§ TASK:
Without including any pictures, write out all the records word for word.

§ RECORDS FOR THE EXERCISE:
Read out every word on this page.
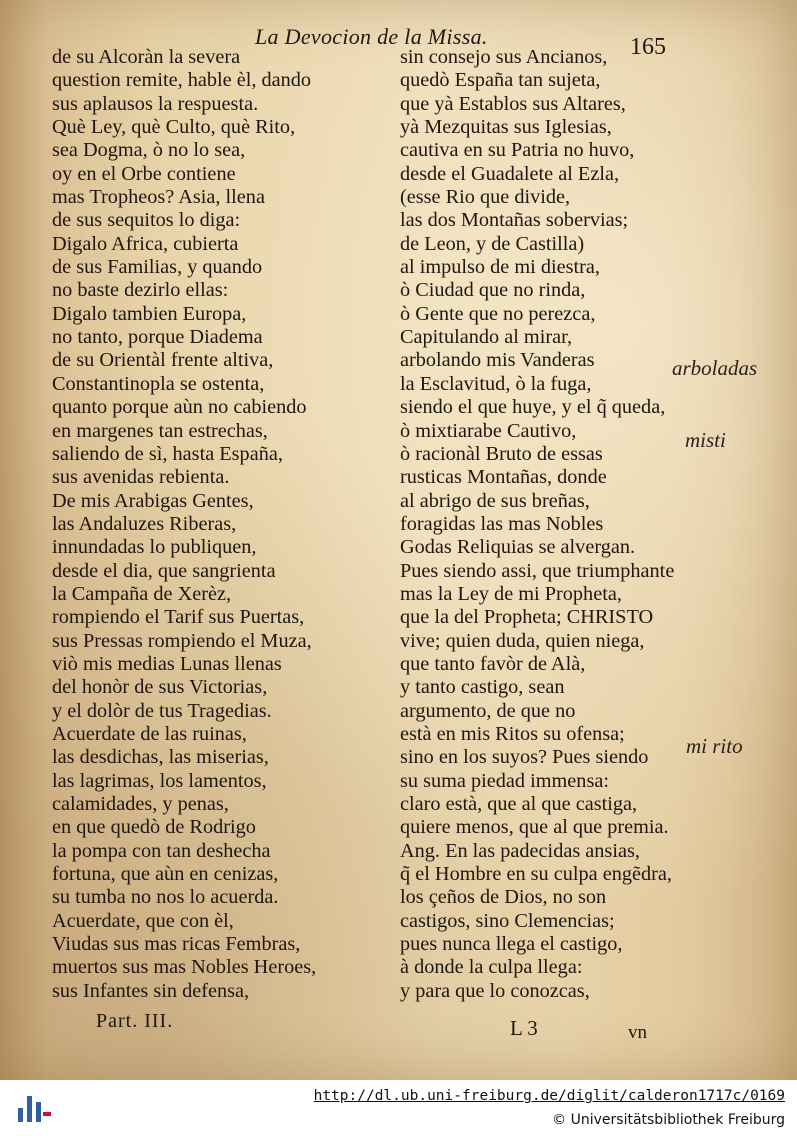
La Devocion de la Missa.	165
de su Alcoràn la severa
question remite, hable èl, dando
sus aplausos la respuesta.
Què Ley, què Culto, què Rito,
sea Dogma, ò no lo sea,
oy en el Orbe contiene
mas Tropheos? Asia, llena
de sus sequitos lo diga:
Digalo Africa, cubierta
de sus Familias, y quando
no baste dezirlo ellas:
Digalo tambien Europa,
no tanto, porque Diadema
de su Orientàl frente altiva,
Constantinopla se ostenta,
quanto porque aùn no cabiendo
en margenes tan estrechas,
saliendo de sì, hasta España,
sus avenidas rebienta.
De mis Arabigas Gentes,
las Andaluzes Riberas,
innundadas lo publiquen,
desde el dia, que sangrienta
la Campaña de Xerèz,
rompiendo el Tarif sus Puertas,
sus Pressas rompiendo el Muza,
viò mis medias Lunas llenas
del honòr de sus Victorias,
y el dolòr de tus Tragedias.
Acuerdate de las ruinas,
las desdichas, las miserias,
las lagrimas, los lamentos,
calamidades, y penas,
en que quedò de Rodrigo
la pompa con tan deshecha
fortuna, que aùn en cenizas,
su tumba no nos lo acuerda.
Acuerdate, que con èl,
Viudas sus mas ricas Fembras,
muertos sus mas Nobles Heroes,
sus Infantes sin defensa,
sin consejo sus Ancianos,
quedò España tan sujeta,
que yà Establos sus Altares,
yà Mezquitas sus Iglesias,
cautiva en su Patria no huvo,
desde el Guadalete al Ezla,
(esse Rio que divide,
las dos Montañas sobervias;
de Leon, y de Castilla)
al impulso de mi diestra,
ò Ciudad que no rinda,
ò Gente que no perezca,
Capitulando al mirar,
arbolando mis Vanderas
la Esclavitud, ò la fuga,
siendo el que huye, y el q̃ queda,
ò mixtiarabe Cautivo,
ò racionàl Bruto de essas
rusticas Montañas, donde
al abrigo de sus breñas,
foragidas las mas Nobles
Godas Reliquias se alvergan.
Pues siendo assi, que triumphante
mas la Ley de mi Propheta,
que la del Propheta; CHRISTO
vive; quien duda, quien niega,
que tanto favòr de Alà,
y tanto castigo, sean
argumento, de que no
està en mis Ritos su ofensa;
sino en los suyos? Pues siendo
su suma piedad immensa:
claro està, que al que castiga,
quiere menos, que al que premia.
Ang. En las padecidas ansias,
q̃ el Hombre en su culpa engẽdra,
los çeños de Dios, no son
castigos, sino Clemencias;
pues nunca llega el castigo,
à donde la culpa llega:
y para que lo conozcas,
arboladas
misti
mi rito
Part. III.	L 3	vn
http://dl.ub.uni-freiburg.de/diglit/calderon1717c/0169
© Universitätsbibliothek Freiburg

§ RESULT FOR THIS EXERCISE:
Read out every word on this page.
La Devocion de la Missa.	165
de su Alcoràn la severa
question remite, hable èl, dando
sus aplausos la respuesta.
Què Ley, què Culto, què Rito,
sea Dogma, ò no lo sea,
oy en el Orbe contiene
mas Tropheos? Asia, llena
de sus sequitos lo diga:
Digalo Africa, cubierta
de sus Familias, y quando
no baste dezirlo ellas:
Digalo tambien Europa,
no tanto, porque Diadema
de su Orientàl frente altiva,
Constantinopla se ostenta,
quanto porque aùn no cabiendo
en margenes tan estrechas,
saliendo de sì, hasta España,
sus avenidas rebienta.
De mis Arabigas Gentes,
las Andaluzes Riberas,
innundadas lo publiquen,
desde el dia, que sangrienta
la Campaña de Xerèz,
rompiendo el Tarif sus Puertas,
sus Pressas rompiendo el Muza,
viò mis medias Lunas llenas
del honòr de sus Victorias,
y el dolòr de tus Tragedias.
Acuerdate de las ruinas,
las desdichas, las miserias,
las lagrimas, los lamentos,
calamidades, y penas,
en que quedò de Rodrigo
la pompa con tan deshecha
fortuna, que aùn en cenizas,
su tumba no nos lo acuerda.
Acuerdate, que con èl,
Viudas sus mas ricas Fembras,
muertos sus mas Nobles Heroes,
sus Infantes sin defensa,
sin consejo sus Ancianos,
quedò España tan sujeta,
que yà Establos sus Altares,
yà Mezquitas sus Iglesias,
cautiva en su Patria no huvo,
desde el Guadalete al Ezla,
(esse Rio que divide,
las dos Montañas sobervias;
de Leon, y de Castilla)
al impulso de mi diestra,
ò Ciudad que no rinda,
ò Gente que no perezca,
Capitulando al mirar,
arbolando mis Vanderas
la Esclavitud, ò la fuga,
siendo el que huye, y el q̃ queda,
ò mixtiarabe Cautivo,
ò racionàl Bruto de essas
rusticas Montañas, donde
al abrigo de sus breñas,
foragidas las mas Nobles
Godas Reliquias se alvergan.
Pues siendo assi, que triumphante
mas la Ley de mi Propheta,
que la del Propheta; CHRISTO
vive; quien duda, quien niega,
que tanto favòr de Alà,
y tanto castigo, sean
argumento, de que no
està en mis Ritos su ofensa;
sino en los suyos? Pues siendo
su suma piedad immensa:
claro està, que al que castiga,
quiere menos, que al que premia.
Ang. En las padecidas ansias,
q̃ el Hombre en su culpa engẽdra,
los çeños de Dios, no son
castigos, sino Clemencias;
pues nunca llega el castigo,
à donde la culpa llega:
y para que lo conozcas,
arboladas
misti
mi rito
Part. III.	L 3	vn
http://dl.ub.uni-freiburg.de/diglit/calderon1717c/0169
© Universitätsbibliothek Freiburg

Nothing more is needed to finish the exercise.